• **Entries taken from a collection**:
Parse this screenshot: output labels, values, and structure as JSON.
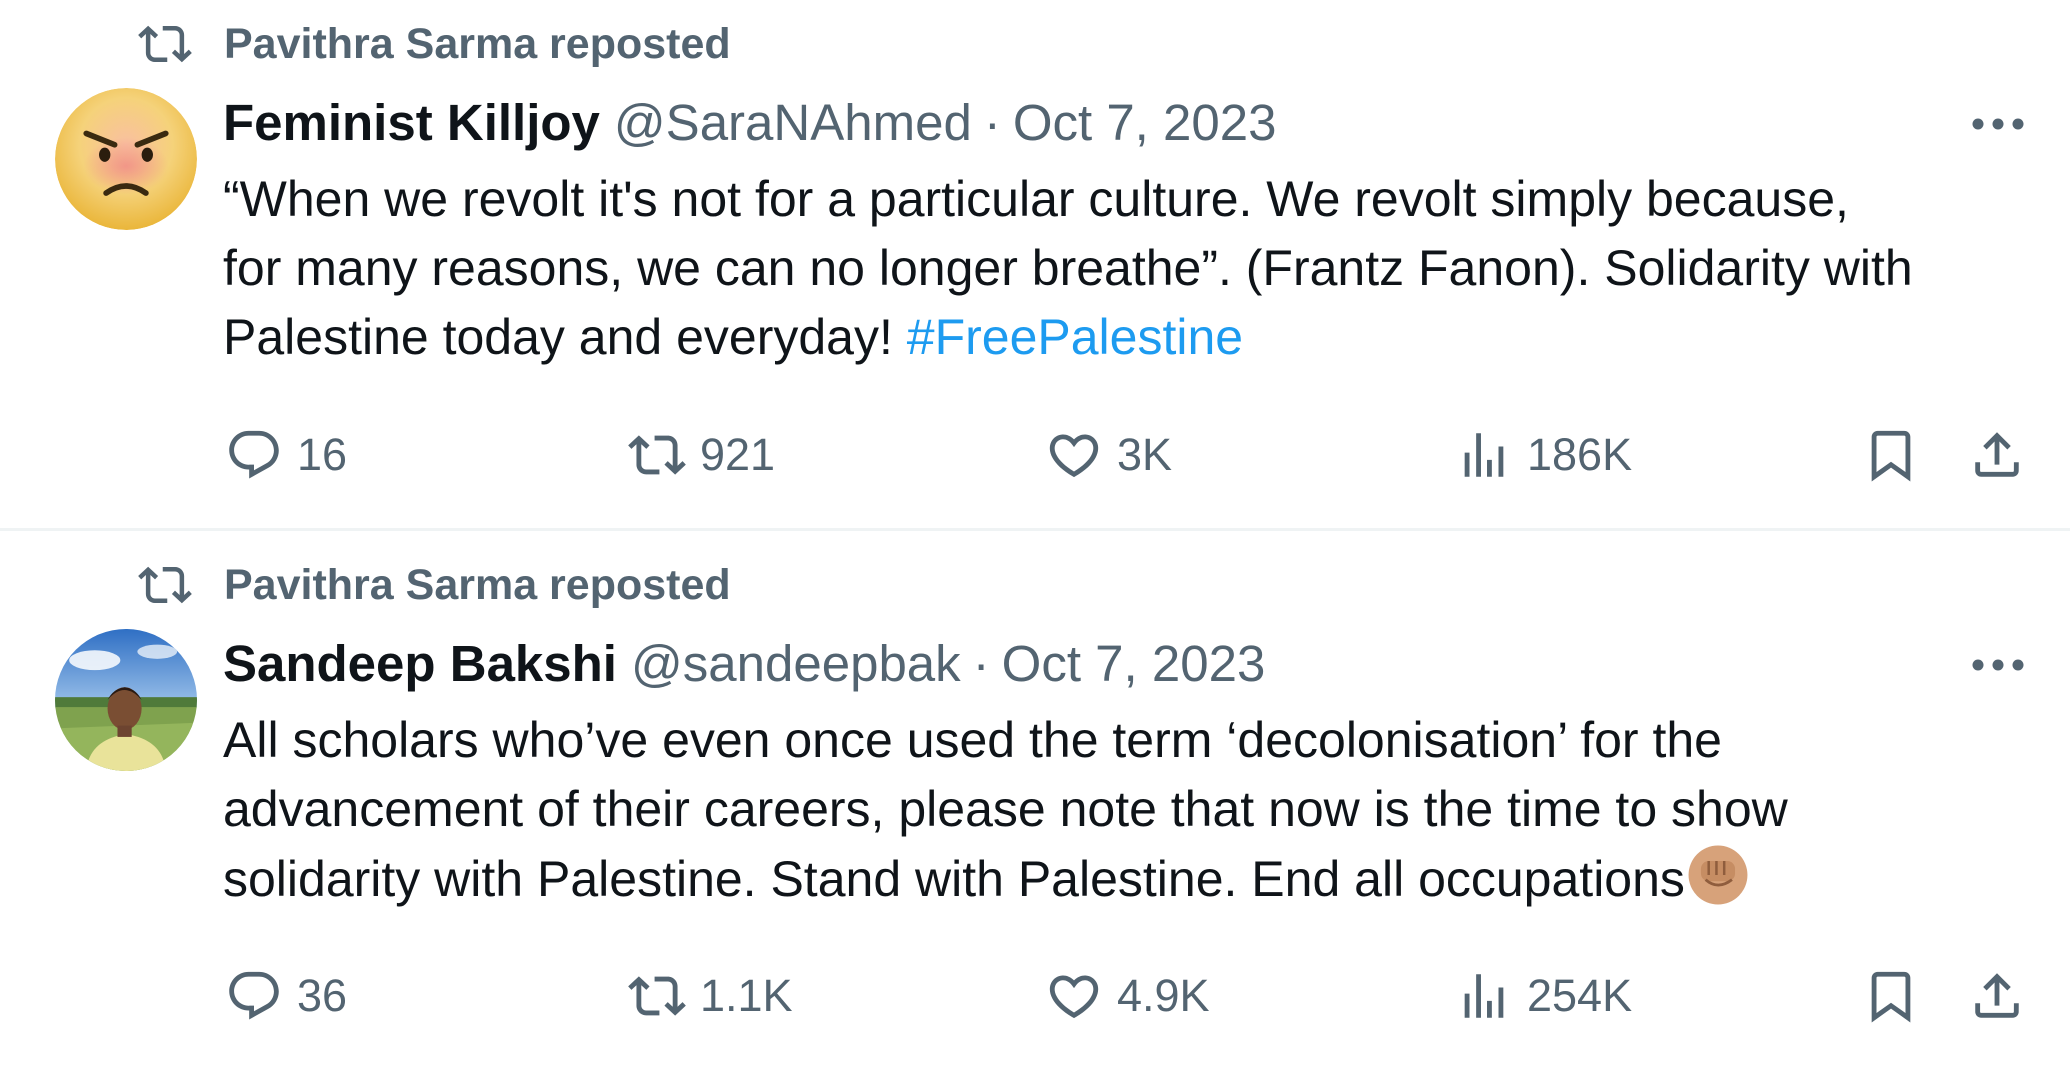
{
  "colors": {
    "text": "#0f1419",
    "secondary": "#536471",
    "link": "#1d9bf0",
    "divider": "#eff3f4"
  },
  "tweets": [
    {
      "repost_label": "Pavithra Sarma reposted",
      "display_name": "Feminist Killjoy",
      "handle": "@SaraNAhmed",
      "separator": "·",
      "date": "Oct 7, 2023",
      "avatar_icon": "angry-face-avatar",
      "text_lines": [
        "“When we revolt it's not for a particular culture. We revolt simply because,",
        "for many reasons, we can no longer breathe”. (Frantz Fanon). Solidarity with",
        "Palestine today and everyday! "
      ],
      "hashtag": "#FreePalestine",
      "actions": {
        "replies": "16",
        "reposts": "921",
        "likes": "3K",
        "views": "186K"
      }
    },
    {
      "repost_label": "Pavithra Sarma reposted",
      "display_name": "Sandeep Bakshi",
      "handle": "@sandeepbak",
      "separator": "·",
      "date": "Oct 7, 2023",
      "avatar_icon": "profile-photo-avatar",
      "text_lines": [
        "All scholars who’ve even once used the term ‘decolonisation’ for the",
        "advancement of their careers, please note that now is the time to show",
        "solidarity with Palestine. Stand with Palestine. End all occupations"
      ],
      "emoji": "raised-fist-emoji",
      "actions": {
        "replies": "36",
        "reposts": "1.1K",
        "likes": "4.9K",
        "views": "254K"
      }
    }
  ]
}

• **Work required**:
Restate the records above in full, word for word. Keep pictures out.

• **The result**:
Parse this screenshot: output labels, values, and structure as JSON.
{
  "colors": {
    "text": "#0f1419",
    "secondary": "#536471",
    "link": "#1d9bf0",
    "divider": "#eff3f4"
  },
  "tweets": [
    {
      "repost_label": "Pavithra Sarma reposted",
      "display_name": "Feminist Killjoy",
      "handle": "@SaraNAhmed",
      "separator": "·",
      "date": "Oct 7, 2023",
      "avatar_icon": "angry-face-avatar",
      "text_lines": [
        "“When we revolt it's not for a particular culture. We revolt simply because,",
        "for many reasons, we can no longer breathe”. (Frantz Fanon). Solidarity with",
        "Palestine today and everyday! "
      ],
      "hashtag": "#FreePalestine",
      "actions": {
        "replies": "16",
        "reposts": "921",
        "likes": "3K",
        "views": "186K"
      }
    },
    {
      "repost_label": "Pavithra Sarma reposted",
      "display_name": "Sandeep Bakshi",
      "handle": "@sandeepbak",
      "separator": "·",
      "date": "Oct 7, 2023",
      "avatar_icon": "profile-photo-avatar",
      "text_lines": [
        "All scholars who’ve even once used the term ‘decolonisation’ for the",
        "advancement of their careers, please note that now is the time to show",
        "solidarity with Palestine. Stand with Palestine. End all occupations"
      ],
      "emoji": "raised-fist-emoji",
      "actions": {
        "replies": "36",
        "reposts": "1.1K",
        "likes": "4.9K",
        "views": "254K"
      }
    }
  ]
}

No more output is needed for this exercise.